August 18, 2014

What Do The Numbers Mean?

This past week I signed up for something called SoulPulse. It is designed as both a large research study and a personal resource to help you measure your spiritual life. Twice a day for two weeks, SoulPulse sends you a survey about what you are doing and your spiritual health at the time. 

As this New Yorker article points out, measuring your spiritual health may be a somewhat dubious undertaking, but collecting more information about yourself can be a useful and revealing exercise. It's a way of paying attention. 

I’m learning a bit about myself as I take this survey. Just the act of answering the questions forces me to reflect a bit, which I find somewhat helpful. 

We talk a lot about numbers in the church—Sunday attendance, donations, the number of visitors to the church’s website—which is necessary and helpful. You can’t really understand your organization without collecting a bit of data.

But the numbers aren’t everything. Statistics have context, and require interpretation. I say this as a big believer in statistics and the scientific method. Dismissing something just because "you can make the numbers say anything you want" is lazy, but so is believing every number put in front of you without understanding the context or how it was collected and all the data that isn’t represented.

For example, how does your Sunday attendance compare to what’s happening in the rest of the church and the world? Donations might be down or up, but what is happening in the economy? Millennials are attending your church, is that a trend in the larger church or is something you are doing working especially well? There are lots of resources out there to help us do this, such as the Pew Forum.

All this is to say that metrics are necessary and useful. We should give ourselves measurable goals and pay attention to the data we collect. Often numbers, such as Sunday attendance, can show us patterns we might not notice otherwise. 

On the other hand, it’s possible to become obsessed with the numbers in a way that is unhelpful, to demand that everything be measured and put into spreadsheets and reports. We all know that people are too complicated to be measured quite so easily. Ultimately, SoulPulse may be able some offer conclusions about me with the data they collect, but SoulPulse doesn’t know me, doesn’t have the entire context to really understand my spiritual health. 

The solution, I think, is not to ignore the numbers or pretend that they don’t matter, but to remember that it is our job, with God’s help, to interpret the numbers. They are just data, and collecting data is another way of paying attention. It can always help us understand better, as long as we know how to use it and know it’s limits, all the things it can and it can’t tell us.

---

Reproduce the part of the post about numbers in the church between "For example, how" and "not notice otherwise.", inclusive, without changing a word.

---

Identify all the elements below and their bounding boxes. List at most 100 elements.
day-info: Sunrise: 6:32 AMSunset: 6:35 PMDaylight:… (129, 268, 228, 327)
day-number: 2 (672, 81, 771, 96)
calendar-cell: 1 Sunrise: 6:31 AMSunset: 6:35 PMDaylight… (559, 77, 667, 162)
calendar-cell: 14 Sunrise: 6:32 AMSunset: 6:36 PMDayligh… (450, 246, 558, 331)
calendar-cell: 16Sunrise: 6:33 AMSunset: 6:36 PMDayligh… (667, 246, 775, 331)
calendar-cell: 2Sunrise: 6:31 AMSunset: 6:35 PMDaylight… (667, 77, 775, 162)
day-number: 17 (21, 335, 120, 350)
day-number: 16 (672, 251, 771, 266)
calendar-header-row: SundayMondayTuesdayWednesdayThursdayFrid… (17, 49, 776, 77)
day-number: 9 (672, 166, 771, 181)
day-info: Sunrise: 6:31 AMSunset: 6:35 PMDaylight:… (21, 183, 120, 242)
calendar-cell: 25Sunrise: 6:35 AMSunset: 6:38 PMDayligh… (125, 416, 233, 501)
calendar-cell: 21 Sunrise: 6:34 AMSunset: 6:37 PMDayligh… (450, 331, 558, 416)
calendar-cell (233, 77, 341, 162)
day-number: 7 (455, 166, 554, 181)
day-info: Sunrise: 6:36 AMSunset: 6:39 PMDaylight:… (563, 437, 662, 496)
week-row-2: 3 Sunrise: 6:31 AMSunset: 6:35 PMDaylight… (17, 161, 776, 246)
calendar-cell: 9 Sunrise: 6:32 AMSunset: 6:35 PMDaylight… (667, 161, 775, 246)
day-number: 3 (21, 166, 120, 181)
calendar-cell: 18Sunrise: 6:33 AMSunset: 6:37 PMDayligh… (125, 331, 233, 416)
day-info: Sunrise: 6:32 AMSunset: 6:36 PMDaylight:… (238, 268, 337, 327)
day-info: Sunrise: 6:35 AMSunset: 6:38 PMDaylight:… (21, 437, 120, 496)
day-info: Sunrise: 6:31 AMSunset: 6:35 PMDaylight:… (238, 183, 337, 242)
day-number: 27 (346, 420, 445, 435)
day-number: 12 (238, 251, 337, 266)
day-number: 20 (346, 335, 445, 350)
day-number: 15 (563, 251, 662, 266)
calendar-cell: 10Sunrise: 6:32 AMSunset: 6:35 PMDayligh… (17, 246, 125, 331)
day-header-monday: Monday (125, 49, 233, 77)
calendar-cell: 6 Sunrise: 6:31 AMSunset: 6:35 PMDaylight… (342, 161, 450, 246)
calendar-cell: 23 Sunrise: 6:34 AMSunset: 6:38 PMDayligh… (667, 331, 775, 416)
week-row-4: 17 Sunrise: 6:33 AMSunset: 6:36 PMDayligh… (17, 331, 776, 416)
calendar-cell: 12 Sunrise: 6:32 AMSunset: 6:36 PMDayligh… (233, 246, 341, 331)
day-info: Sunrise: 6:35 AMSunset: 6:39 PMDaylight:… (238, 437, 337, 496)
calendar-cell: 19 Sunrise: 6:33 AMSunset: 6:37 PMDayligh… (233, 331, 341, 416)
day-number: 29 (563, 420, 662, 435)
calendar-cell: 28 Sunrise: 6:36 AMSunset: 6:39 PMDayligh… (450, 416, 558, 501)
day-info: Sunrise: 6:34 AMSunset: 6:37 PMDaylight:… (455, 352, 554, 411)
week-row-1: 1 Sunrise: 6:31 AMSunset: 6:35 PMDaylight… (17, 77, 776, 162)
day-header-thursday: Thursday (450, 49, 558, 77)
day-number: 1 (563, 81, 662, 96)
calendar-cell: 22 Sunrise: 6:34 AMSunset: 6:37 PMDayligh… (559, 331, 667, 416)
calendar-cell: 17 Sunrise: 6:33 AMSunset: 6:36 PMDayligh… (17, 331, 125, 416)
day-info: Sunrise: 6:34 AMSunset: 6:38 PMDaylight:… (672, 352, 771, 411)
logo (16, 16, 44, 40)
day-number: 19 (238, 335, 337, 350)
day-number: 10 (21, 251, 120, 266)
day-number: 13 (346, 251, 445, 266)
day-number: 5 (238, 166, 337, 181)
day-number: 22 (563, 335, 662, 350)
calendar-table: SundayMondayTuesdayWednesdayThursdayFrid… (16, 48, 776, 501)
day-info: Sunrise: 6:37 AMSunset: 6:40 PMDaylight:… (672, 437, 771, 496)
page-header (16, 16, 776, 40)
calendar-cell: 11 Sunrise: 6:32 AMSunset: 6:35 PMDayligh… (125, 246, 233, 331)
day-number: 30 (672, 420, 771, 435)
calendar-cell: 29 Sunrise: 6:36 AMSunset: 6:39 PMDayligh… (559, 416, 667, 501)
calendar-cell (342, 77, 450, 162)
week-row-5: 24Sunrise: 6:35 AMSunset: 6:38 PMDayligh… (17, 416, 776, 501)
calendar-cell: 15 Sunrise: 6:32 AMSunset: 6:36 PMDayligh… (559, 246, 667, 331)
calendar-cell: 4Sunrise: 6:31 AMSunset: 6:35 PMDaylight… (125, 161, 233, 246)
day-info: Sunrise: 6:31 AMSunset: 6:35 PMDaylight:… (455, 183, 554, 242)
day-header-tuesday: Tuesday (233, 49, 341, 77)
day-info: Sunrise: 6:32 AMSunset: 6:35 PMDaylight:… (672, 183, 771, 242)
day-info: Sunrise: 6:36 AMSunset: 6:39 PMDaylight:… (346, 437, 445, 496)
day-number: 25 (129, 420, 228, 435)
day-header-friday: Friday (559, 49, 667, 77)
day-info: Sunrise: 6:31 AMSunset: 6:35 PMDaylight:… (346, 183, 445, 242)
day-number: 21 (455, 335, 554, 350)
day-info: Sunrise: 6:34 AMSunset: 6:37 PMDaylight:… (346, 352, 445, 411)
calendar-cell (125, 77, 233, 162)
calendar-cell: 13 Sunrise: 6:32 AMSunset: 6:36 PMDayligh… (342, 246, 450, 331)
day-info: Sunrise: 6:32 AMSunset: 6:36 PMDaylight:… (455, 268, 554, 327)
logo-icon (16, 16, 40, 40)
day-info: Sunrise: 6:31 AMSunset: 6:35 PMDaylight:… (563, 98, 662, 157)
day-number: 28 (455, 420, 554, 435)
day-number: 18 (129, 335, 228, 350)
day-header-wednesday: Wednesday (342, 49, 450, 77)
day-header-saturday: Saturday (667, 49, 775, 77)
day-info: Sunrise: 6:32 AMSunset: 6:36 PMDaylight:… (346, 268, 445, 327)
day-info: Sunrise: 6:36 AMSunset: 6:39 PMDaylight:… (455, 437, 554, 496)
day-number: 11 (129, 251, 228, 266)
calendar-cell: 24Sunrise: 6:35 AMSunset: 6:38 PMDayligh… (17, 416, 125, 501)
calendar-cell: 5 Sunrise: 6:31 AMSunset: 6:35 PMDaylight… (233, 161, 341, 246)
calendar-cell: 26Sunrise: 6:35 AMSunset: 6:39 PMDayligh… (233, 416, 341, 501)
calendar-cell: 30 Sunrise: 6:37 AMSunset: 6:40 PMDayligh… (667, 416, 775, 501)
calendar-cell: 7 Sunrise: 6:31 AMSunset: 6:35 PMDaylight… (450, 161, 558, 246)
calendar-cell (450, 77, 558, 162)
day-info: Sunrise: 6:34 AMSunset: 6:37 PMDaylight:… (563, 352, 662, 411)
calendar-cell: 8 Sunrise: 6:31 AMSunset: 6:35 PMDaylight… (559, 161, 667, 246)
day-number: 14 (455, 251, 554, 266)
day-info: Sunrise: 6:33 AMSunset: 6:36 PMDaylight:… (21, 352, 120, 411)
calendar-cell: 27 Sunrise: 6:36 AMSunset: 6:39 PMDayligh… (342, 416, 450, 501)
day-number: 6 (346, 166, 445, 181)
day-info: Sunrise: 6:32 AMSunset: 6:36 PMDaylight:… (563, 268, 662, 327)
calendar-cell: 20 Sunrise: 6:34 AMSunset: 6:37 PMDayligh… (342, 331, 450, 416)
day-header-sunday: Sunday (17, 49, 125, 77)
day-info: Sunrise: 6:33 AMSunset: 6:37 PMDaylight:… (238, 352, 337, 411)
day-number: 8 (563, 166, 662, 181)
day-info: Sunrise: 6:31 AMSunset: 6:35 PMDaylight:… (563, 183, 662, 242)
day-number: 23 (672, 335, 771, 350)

---

* [Reply]:
For example, how does your Sunday attendance compare to what’s happening in the rest of the church and the world? Donations might be down or up, but what is happening in the economy? Millennials are attending your church, is that a trend in the larger church or is something you are doing working especially well? There are lots of resources out there to help us do this, such as the Pew Forum.

All this is to say that metrics are necessary and useful. We should give ourselves measurable goals and pay attention to the data we collect. Often numbers, such as Sunday attendance, can show us patterns we might not notice otherwise.